[Written instruction]
Where a line holds the word "whislo", copy that line.

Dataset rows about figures
==========
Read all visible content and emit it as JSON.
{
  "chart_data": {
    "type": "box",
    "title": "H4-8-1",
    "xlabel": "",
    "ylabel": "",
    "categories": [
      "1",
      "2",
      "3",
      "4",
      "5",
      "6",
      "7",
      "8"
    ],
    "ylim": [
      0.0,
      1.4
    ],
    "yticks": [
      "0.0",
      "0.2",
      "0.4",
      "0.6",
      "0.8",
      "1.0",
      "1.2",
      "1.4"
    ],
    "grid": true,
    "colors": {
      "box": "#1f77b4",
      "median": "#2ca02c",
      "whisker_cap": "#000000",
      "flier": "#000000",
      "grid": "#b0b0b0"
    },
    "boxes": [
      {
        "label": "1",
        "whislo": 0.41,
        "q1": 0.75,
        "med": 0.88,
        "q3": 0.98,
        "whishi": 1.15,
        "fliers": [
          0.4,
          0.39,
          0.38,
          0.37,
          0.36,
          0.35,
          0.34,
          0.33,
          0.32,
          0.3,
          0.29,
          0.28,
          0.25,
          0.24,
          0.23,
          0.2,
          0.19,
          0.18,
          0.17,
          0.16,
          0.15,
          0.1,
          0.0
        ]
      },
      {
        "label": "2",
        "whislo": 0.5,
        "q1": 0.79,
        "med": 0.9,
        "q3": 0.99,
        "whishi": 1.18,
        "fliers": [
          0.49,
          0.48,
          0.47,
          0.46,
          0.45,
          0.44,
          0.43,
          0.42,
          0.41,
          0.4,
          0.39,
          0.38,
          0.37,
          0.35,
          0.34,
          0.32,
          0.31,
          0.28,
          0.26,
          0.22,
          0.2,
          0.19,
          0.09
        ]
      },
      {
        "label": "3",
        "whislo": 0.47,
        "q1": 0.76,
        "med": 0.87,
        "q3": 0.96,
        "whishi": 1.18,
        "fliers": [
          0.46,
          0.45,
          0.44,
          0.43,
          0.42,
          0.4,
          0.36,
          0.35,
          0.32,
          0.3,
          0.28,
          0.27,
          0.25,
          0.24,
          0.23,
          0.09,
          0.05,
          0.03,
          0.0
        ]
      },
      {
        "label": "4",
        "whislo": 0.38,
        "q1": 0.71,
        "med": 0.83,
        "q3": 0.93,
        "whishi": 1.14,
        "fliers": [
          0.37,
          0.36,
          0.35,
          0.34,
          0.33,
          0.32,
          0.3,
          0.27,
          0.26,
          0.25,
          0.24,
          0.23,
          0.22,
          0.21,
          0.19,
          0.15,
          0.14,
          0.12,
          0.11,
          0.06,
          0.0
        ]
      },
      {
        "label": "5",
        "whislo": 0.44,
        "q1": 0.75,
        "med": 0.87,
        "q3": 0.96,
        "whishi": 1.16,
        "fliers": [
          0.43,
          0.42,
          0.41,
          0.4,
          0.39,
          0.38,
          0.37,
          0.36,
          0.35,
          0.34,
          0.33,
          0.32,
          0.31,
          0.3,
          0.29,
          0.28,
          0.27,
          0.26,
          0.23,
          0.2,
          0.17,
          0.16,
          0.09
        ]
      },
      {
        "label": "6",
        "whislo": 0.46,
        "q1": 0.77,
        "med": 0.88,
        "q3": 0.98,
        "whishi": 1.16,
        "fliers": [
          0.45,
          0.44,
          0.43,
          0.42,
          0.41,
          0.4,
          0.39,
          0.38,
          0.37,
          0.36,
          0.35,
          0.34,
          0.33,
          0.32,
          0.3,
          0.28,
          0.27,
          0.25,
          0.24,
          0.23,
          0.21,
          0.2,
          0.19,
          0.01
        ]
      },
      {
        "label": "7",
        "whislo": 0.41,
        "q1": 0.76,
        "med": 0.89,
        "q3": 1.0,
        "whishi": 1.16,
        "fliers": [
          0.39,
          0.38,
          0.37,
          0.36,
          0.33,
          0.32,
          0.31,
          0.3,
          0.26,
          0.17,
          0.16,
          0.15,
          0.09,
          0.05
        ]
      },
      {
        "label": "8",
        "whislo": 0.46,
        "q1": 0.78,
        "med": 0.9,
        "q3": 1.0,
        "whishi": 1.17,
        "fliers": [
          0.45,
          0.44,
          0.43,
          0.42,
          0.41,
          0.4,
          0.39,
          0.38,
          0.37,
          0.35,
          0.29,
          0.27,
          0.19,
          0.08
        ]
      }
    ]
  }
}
==========
[Result]
        "whislo": 0.41,
        "whislo": 0.5,
        "whislo": 0.47,
        "whislo": 0.38,
        "whislo": 0.44,
        "whislo": 0.46,
        "whislo": 0.41,
        "whislo": 0.46,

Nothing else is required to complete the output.